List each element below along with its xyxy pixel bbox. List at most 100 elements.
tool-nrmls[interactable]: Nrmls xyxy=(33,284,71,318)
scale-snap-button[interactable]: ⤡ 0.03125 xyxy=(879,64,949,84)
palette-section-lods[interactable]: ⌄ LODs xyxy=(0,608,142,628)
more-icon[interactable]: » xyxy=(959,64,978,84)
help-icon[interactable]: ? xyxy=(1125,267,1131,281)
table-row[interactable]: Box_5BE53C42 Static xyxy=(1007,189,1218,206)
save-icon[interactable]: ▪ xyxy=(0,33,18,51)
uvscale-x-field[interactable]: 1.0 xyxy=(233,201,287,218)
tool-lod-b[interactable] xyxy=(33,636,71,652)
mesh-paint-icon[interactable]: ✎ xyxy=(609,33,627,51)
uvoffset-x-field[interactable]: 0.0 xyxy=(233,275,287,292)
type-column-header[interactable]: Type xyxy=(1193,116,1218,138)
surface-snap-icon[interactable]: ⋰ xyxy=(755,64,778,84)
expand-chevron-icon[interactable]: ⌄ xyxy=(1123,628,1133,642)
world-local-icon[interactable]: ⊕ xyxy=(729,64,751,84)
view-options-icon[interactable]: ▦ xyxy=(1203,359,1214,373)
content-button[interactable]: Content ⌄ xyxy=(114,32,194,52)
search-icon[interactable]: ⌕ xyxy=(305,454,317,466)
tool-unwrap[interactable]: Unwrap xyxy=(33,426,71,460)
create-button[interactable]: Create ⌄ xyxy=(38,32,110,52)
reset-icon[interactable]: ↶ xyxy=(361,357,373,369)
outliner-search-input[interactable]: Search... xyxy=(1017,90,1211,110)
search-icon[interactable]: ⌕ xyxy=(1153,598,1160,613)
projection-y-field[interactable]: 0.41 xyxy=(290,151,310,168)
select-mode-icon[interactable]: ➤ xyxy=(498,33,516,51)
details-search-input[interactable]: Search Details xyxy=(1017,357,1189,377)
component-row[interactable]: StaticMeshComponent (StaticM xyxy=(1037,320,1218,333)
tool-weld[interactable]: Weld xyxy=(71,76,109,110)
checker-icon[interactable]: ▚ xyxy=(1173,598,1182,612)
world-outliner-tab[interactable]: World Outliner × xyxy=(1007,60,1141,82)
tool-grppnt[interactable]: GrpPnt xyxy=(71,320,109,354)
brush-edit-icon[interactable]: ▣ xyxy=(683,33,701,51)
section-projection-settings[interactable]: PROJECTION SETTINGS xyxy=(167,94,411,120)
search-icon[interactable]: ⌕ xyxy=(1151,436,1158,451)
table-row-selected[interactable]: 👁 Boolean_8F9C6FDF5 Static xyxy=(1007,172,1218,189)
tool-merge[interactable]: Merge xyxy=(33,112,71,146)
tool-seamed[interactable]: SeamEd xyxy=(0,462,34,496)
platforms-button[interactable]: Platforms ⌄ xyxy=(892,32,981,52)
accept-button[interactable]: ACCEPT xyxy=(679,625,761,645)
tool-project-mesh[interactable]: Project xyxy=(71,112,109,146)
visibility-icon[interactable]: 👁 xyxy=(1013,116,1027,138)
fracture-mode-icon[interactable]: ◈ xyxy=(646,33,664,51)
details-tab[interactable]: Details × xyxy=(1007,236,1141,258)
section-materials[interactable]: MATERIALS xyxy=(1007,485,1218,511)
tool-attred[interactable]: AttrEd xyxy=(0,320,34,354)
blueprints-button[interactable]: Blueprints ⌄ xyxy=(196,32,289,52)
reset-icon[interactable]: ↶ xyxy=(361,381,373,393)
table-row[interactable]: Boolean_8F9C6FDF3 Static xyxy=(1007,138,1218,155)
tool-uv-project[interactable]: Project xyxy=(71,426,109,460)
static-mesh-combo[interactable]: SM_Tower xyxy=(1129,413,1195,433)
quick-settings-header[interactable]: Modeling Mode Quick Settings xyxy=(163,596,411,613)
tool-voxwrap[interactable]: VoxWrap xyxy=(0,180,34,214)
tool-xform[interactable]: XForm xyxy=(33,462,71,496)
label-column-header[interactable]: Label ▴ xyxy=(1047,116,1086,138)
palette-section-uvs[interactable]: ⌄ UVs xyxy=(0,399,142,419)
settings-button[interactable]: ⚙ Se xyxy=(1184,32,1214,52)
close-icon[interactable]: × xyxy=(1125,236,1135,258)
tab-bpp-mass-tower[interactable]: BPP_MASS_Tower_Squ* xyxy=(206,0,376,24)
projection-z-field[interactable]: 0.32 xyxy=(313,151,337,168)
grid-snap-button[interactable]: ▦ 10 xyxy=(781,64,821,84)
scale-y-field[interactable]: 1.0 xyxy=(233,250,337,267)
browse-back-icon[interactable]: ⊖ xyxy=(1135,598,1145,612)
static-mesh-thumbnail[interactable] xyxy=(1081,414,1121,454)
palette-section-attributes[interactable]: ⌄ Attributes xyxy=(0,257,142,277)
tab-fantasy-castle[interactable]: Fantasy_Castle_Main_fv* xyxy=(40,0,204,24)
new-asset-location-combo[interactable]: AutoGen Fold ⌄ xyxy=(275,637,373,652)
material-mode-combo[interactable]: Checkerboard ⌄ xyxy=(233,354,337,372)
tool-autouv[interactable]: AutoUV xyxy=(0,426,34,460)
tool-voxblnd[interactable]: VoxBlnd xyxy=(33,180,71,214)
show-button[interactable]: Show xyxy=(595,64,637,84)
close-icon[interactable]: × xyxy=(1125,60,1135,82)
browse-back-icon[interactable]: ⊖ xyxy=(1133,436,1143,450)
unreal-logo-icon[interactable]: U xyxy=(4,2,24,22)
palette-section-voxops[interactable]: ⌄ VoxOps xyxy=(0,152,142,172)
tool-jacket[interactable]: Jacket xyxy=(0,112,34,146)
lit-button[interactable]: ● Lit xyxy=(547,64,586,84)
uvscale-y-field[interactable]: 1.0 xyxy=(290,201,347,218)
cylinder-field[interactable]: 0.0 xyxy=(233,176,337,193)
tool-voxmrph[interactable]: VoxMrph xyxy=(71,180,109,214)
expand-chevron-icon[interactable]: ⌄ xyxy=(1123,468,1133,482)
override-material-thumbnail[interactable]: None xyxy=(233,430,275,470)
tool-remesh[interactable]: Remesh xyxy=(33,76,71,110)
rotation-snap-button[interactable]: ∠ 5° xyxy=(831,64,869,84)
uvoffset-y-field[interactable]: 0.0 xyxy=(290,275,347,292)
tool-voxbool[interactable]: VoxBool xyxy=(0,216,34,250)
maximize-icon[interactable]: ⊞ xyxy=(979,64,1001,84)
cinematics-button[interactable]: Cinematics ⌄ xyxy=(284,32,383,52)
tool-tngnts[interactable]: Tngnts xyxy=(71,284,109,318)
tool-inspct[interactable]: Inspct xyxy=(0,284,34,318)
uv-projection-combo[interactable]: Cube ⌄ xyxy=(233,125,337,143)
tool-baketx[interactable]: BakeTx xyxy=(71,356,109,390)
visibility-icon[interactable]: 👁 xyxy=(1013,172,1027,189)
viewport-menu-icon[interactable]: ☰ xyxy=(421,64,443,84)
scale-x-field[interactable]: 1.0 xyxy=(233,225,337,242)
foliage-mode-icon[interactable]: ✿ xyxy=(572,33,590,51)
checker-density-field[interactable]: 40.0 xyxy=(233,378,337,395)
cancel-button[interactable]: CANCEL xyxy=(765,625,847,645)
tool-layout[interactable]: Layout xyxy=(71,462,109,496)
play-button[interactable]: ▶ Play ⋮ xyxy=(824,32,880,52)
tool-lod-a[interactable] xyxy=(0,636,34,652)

==============================

- **Requirements**
Please output everything from the start of the records down to the line that contains "details-search-input[interactable]: Search Details", reproducing each line exactly.

- **Result of this task**
List each element below along with its xyxy pixel bbox. List at most 100 elements.
tool-nrmls[interactable]: Nrmls xyxy=(33,284,71,318)
scale-snap-button[interactable]: ⤡ 0.03125 xyxy=(879,64,949,84)
palette-section-lods[interactable]: ⌄ LODs xyxy=(0,608,142,628)
more-icon[interactable]: » xyxy=(959,64,978,84)
help-icon[interactable]: ? xyxy=(1125,267,1131,281)
table-row[interactable]: Box_5BE53C42 Static xyxy=(1007,189,1218,206)
save-icon[interactable]: ▪ xyxy=(0,33,18,51)
uvscale-x-field[interactable]: 1.0 xyxy=(233,201,287,218)
tool-lod-b[interactable] xyxy=(33,636,71,652)
mesh-paint-icon[interactable]: ✎ xyxy=(609,33,627,51)
uvoffset-x-field[interactable]: 0.0 xyxy=(233,275,287,292)
type-column-header[interactable]: Type xyxy=(1193,116,1218,138)
surface-snap-icon[interactable]: ⋰ xyxy=(755,64,778,84)
expand-chevron-icon[interactable]: ⌄ xyxy=(1123,628,1133,642)
world-local-icon[interactable]: ⊕ xyxy=(729,64,751,84)
view-options-icon[interactable]: ▦ xyxy=(1203,359,1214,373)
content-button[interactable]: Content ⌄ xyxy=(114,32,194,52)
search-icon[interactable]: ⌕ xyxy=(305,454,317,466)
tool-unwrap[interactable]: Unwrap xyxy=(33,426,71,460)
create-button[interactable]: Create ⌄ xyxy=(38,32,110,52)
reset-icon[interactable]: ↶ xyxy=(361,357,373,369)
outliner-search-input[interactable]: Search... xyxy=(1017,90,1211,110)
search-icon[interactable]: ⌕ xyxy=(1153,598,1160,613)
projection-y-field[interactable]: 0.41 xyxy=(290,151,310,168)
select-mode-icon[interactable]: ➤ xyxy=(498,33,516,51)
details-search-input[interactable]: Search Details xyxy=(1017,357,1189,377)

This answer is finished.